> **PROBLEM TO WORK ON**
Could you write out the records below exactly as they appear?
_ _ _
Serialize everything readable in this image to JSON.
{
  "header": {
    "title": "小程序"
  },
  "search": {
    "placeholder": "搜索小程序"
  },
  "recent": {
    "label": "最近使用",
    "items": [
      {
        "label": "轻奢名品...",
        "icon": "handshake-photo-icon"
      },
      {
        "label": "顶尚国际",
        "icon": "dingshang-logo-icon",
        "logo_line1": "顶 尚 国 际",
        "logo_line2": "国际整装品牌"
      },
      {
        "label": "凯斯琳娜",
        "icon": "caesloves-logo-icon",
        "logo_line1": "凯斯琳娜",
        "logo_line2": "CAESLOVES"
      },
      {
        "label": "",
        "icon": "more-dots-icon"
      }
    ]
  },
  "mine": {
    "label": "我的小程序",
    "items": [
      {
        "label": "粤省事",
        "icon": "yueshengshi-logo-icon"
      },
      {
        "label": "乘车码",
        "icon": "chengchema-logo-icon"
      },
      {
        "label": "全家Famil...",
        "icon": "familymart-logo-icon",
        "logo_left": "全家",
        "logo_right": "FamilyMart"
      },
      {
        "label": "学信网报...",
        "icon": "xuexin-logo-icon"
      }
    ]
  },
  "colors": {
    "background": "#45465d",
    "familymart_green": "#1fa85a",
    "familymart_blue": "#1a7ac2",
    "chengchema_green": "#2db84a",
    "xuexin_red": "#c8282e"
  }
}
_ _ _
> **ANSWER TO THIS EXERCISE**
Serialize everything readable in this image to JSON.
{
  "header": {
    "title": "小程序"
  },
  "search": {
    "placeholder": "搜索小程序"
  },
  "recent": {
    "label": "最近使用",
    "items": [
      {
        "label": "轻奢名品...",
        "icon": "handshake-photo-icon"
      },
      {
        "label": "顶尚国际",
        "icon": "dingshang-logo-icon",
        "logo_line1": "顶 尚 国 际",
        "logo_line2": "国际整装品牌"
      },
      {
        "label": "凯斯琳娜",
        "icon": "caesloves-logo-icon",
        "logo_line1": "凯斯琳娜",
        "logo_line2": "CAESLOVES"
      },
      {
        "label": "",
        "icon": "more-dots-icon"
      }
    ]
  },
  "mine": {
    "label": "我的小程序",
    "items": [
      {
        "label": "粤省事",
        "icon": "yueshengshi-logo-icon"
      },
      {
        "label": "乘车码",
        "icon": "chengchema-logo-icon"
      },
      {
        "label": "全家Famil...",
        "icon": "familymart-logo-icon",
        "logo_left": "全家",
        "logo_right": "FamilyMart"
      },
      {
        "label": "学信网报...",
        "icon": "xuexin-logo-icon"
      }
    ]
  },
  "colors": {
    "background": "#45465d",
    "familymart_green": "#1fa85a",
    "familymart_blue": "#1a7ac2",
    "chengchema_green": "#2db84a",
    "xuexin_red": "#c8282e"
  }
}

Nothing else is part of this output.